[TASK INSTRUCTIONS]:
Would you print the records as they stand, down to the last character?

── PROVIDED INFORMATION ──

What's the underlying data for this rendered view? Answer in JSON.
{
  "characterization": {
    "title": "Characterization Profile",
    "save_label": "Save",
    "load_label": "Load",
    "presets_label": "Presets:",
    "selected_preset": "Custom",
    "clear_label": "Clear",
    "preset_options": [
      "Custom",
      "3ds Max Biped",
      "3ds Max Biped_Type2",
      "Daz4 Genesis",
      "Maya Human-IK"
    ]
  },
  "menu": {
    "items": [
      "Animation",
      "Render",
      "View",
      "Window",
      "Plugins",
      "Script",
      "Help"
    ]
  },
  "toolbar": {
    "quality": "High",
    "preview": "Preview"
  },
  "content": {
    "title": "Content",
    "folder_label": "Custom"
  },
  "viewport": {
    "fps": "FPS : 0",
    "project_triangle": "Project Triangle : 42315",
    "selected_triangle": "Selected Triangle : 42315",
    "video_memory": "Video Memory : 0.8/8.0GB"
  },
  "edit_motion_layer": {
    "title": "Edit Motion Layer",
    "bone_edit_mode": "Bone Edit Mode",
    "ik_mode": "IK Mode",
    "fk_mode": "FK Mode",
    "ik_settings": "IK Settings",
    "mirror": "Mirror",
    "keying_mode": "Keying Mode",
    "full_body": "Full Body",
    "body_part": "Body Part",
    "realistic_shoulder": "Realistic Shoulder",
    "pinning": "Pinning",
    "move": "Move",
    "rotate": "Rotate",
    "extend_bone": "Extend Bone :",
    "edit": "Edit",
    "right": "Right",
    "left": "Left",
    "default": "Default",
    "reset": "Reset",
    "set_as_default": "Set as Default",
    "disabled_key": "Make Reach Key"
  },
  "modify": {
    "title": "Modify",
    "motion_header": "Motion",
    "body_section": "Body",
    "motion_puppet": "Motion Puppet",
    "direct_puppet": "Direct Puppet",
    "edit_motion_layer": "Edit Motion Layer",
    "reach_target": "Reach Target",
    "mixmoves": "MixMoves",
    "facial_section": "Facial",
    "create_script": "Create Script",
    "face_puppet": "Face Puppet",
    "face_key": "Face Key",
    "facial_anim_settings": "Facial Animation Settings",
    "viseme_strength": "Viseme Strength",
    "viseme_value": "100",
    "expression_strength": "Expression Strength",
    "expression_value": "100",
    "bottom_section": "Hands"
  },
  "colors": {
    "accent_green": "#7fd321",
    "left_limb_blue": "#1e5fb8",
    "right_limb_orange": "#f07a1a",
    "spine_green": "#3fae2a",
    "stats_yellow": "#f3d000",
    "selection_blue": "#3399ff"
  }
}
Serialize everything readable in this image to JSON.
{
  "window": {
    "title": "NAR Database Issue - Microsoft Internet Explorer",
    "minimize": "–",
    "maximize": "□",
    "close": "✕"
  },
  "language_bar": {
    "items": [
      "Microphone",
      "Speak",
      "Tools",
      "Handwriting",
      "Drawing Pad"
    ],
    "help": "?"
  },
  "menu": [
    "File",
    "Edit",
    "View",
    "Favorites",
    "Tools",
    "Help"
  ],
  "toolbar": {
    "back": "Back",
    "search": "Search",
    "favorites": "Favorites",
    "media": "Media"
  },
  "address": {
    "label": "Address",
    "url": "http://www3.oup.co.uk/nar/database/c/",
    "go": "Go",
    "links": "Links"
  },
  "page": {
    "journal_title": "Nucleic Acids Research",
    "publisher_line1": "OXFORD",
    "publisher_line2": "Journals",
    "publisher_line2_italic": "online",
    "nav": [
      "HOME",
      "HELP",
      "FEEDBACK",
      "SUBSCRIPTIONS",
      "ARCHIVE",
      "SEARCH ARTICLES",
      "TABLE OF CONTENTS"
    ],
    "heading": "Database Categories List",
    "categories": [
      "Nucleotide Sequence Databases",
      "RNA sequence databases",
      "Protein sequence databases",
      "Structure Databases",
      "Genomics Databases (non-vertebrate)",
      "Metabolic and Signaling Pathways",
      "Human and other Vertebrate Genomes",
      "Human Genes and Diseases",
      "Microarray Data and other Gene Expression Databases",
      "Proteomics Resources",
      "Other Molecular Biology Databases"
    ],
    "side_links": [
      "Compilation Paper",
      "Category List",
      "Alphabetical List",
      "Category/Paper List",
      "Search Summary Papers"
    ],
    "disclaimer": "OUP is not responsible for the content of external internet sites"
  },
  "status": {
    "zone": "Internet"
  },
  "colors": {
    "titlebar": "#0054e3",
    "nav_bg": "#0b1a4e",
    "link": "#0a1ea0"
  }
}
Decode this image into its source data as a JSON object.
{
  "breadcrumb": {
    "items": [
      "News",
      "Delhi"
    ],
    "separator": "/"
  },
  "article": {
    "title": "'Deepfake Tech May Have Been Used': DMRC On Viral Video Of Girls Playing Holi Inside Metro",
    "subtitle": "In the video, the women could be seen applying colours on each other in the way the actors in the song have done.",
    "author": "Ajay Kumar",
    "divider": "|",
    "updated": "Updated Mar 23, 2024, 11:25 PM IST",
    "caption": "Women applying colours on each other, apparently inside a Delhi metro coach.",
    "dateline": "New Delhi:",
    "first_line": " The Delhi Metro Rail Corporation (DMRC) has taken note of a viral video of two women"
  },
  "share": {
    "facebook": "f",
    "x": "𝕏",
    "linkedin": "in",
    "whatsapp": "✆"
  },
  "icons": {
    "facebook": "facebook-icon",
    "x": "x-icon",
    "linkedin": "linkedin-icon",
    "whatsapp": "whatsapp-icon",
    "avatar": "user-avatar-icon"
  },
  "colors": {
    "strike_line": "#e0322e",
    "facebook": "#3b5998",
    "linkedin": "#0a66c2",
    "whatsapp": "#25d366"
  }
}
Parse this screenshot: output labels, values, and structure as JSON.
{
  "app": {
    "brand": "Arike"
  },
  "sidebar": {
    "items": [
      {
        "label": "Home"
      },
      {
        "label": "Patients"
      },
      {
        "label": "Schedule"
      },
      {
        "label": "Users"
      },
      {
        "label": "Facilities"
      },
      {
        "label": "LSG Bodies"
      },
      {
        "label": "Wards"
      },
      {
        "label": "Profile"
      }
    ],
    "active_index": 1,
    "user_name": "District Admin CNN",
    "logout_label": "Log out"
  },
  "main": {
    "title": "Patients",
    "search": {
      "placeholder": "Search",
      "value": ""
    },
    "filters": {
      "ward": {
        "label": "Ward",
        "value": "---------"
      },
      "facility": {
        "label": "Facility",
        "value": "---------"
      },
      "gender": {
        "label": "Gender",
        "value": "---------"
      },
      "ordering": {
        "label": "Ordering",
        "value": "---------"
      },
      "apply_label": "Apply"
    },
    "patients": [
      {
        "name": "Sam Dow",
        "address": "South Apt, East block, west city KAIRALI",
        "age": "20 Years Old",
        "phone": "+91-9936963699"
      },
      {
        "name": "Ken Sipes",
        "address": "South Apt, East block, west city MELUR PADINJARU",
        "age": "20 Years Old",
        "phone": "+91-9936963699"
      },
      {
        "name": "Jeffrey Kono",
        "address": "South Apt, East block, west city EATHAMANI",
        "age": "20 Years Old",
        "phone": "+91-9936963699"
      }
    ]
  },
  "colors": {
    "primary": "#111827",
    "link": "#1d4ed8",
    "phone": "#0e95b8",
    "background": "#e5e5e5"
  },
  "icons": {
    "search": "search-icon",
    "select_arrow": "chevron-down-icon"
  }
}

───

[REPLY]:
What's the underlying data for this rendered view? Answer in JSON.
{
  "characterization": {
    "title": "Characterization Profile",
    "save_label": "Save",
    "load_label": "Load",
    "presets_label": "Presets:",
    "selected_preset": "Custom",
    "clear_label": "Clear",
    "preset_options": [
      "Custom",
      "3ds Max Biped",
      "3ds Max Biped_Type2",
      "Daz4 Genesis",
      "Maya Human-IK"
    ]
  },
  "menu": {
    "items": [
      "Animation",
      "Render",
      "View",
      "Window",
      "Plugins",
      "Script",
      "Help"
    ]
  },
  "toolbar": {
    "quality": "High",
    "preview": "Preview"
  },
  "content": {
    "title": "Content",
    "folder_label": "Custom"
  },
  "viewport": {
    "fps": "FPS : 0",
    "project_triangle": "Project Triangle : 42315",
    "selected_triangle": "Selected Triangle : 42315",
    "video_memory": "Video Memory : 0.8/8.0GB"
  },
  "edit_motion_layer": {
    "title": "Edit Motion Layer",
    "bone_edit_mode": "Bone Edit Mode",
    "ik_mode": "IK Mode",
    "fk_mode": "FK Mode",
    "ik_settings": "IK Settings",
    "mirror": "Mirror",
    "keying_mode": "Keying Mode",
    "full_body": "Full Body",
    "body_part": "Body Part",
    "realistic_shoulder": "Realistic Shoulder",
    "pinning": "Pinning",
    "move": "Move",
    "rotate": "Rotate",
    "extend_bone": "Extend Bone :",
    "edit": "Edit",
    "right": "Right",
    "left": "Left",
    "default": "Default",
    "reset": "Reset",
    "set_as_default": "Set as Default",
    "disabled_key": "Make Reach Key"
  },
  "modify": {
    "title": "Modify",
    "motion_header": "Motion",
    "body_section": "Body",
    "motion_puppet": "Motion Puppet",
    "direct_puppet": "Direct Puppet",
    "edit_motion_layer": "Edit Motion Layer",
    "reach_target": "Reach Target",
    "mixmoves": "MixMoves",
    "facial_section": "Facial",
    "create_script": "Create Script",
    "face_puppet": "Face Puppet",
    "face_key": "Face Key",
    "facial_anim_settings": "Facial Animation Settings",
    "viseme_strength": "Viseme Strength",
    "viseme_value": "100",
    "expression_strength": "Expression Strength",
    "expression_value": "100",
    "bottom_section": "Hands"
  },
  "colors": {
    "accent_green": "#7fd321",
    "left_limb_blue": "#1e5fb8",
    "right_limb_orange": "#f07a1a",
    "spine_green": "#3fae2a",
    "stats_yellow": "#f3d000",
    "selection_blue": "#3399ff"
  }
}
Serialize everything readable in this image to JSON.
{
  "window": {
    "title": "NAR Database Issue - Microsoft Internet Explorer",
    "minimize": "–",
    "maximize": "□",
    "close": "✕"
  },
  "language_bar": {
    "items": [
      "Microphone",
      "Speak",
      "Tools",
      "Handwriting",
      "Drawing Pad"
    ],
    "help": "?"
  },
  "menu": [
    "File",
    "Edit",
    "View",
    "Favorites",
    "Tools",
    "Help"
  ],
  "toolbar": {
    "back": "Back",
    "search": "Search",
    "favorites": "Favorites",
    "media": "Media"
  },
  "address": {
    "label": "Address",
    "url": "http://www3.oup.co.uk/nar/database/c/",
    "go": "Go",
    "links": "Links"
  },
  "page": {
    "journal_title": "Nucleic Acids Research",
    "publisher_line1": "OXFORD",
    "publisher_line2": "Journals",
    "publisher_line2_italic": "online",
    "nav": [
      "HOME",
      "HELP",
      "FEEDBACK",
      "SUBSCRIPTIONS",
      "ARCHIVE",
      "SEARCH ARTICLES",
      "TABLE OF CONTENTS"
    ],
    "heading": "Database Categories List",
    "categories": [
      "Nucleotide Sequence Databases",
      "RNA sequence databases",
      "Protein sequence databases",
      "Structure Databases",
      "Genomics Databases (non-vertebrate)",
      "Metabolic and Signaling Pathways",
      "Human and other Vertebrate Genomes",
      "Human Genes and Diseases",
      "Microarray Data and other Gene Expression Databases",
      "Proteomics Resources",
      "Other Molecular Biology Databases"
    ],
    "side_links": [
      "Compilation Paper",
      "Category List",
      "Alphabetical List",
      "Category/Paper List",
      "Search Summary Papers"
    ],
    "disclaimer": "OUP is not responsible for the content of external internet sites"
  },
  "status": {
    "zone": "Internet"
  },
  "colors": {
    "titlebar": "#0054e3",
    "nav_bg": "#0b1a4e",
    "link": "#0a1ea0"
  }
}
Decode this image into its source data as a JSON object.
{
  "breadcrumb": {
    "items": [
      "News",
      "Delhi"
    ],
    "separator": "/"
  },
  "article": {
    "title": "'Deepfake Tech May Have Been Used': DMRC On Viral Video Of Girls Playing Holi Inside Metro",
    "subtitle": "In the video, the women could be seen applying colours on each other in the way the actors in the song have done.",
    "author": "Ajay Kumar",
    "divider": "|",
    "updated": "Updated Mar 23, 2024, 11:25 PM IST",
    "caption": "Women applying colours on each other, apparently inside a Delhi metro coach.",
    "dateline": "New Delhi:",
    "first_line": " The Delhi Metro Rail Corporation (DMRC) has taken note of a viral video of two women"
  },
  "share": {
    "facebook": "f",
    "x": "𝕏",
    "linkedin": "in",
    "whatsapp": "✆"
  },
  "icons": {
    "facebook": "facebook-icon",
    "x": "x-icon",
    "linkedin": "linkedin-icon",
    "whatsapp": "whatsapp-icon",
    "avatar": "user-avatar-icon"
  },
  "colors": {
    "strike_line": "#e0322e",
    "facebook": "#3b5998",
    "linkedin": "#0a66c2",
    "whatsapp": "#25d366"
  }
}
Parse this screenshot: output labels, values, and structure as JSON.
{
  "app": {
    "brand": "Arike"
  },
  "sidebar": {
    "items": [
      {
        "label": "Home"
      },
      {
        "label": "Patients"
      },
      {
        "label": "Schedule"
      },
      {
        "label": "Users"
      },
      {
        "label": "Facilities"
      },
      {
        "label": "LSG Bodies"
      },
      {
        "label": "Wards"
      },
      {
        "label": "Profile"
      }
    ],
    "active_index": 1,
    "user_name": "District Admin CNN",
    "logout_label": "Log out"
  },
  "main": {
    "title": "Patients",
    "search": {
      "placeholder": "Search",
      "value": ""
    },
    "filters": {
      "ward": {
        "label": "Ward",
        "value": "---------"
      },
      "facility": {
        "label": "Facility",
        "value": "---------"
      },
      "gender": {
        "label": "Gender",
        "value": "---------"
      },
      "ordering": {
        "label": "Ordering",
        "value": "---------"
      },
      "apply_label": "Apply"
    },
    "patients": [
      {
        "name": "Sam Dow",
        "address": "South Apt, East block, west city KAIRALI",
        "age": "20 Years Old",
        "phone": "+91-9936963699"
      },
      {
        "name": "Ken Sipes",
        "address": "South Apt, East block, west city MELUR PADINJARU",
        "age": "20 Years Old",
        "phone": "+91-9936963699"
      },
      {
        "name": "Jeffrey Kono",
        "address": "South Apt, East block, west city EATHAMANI",
        "age": "20 Years Old",
        "phone": "+91-9936963699"
      }
    ]
  },
  "colors": {
    "primary": "#111827",
    "link": "#1d4ed8",
    "phone": "#0e95b8",
    "background": "#e5e5e5"
  },
  "icons": {
    "search": "search-icon",
    "select_arrow": "chevron-down-icon"
  }
}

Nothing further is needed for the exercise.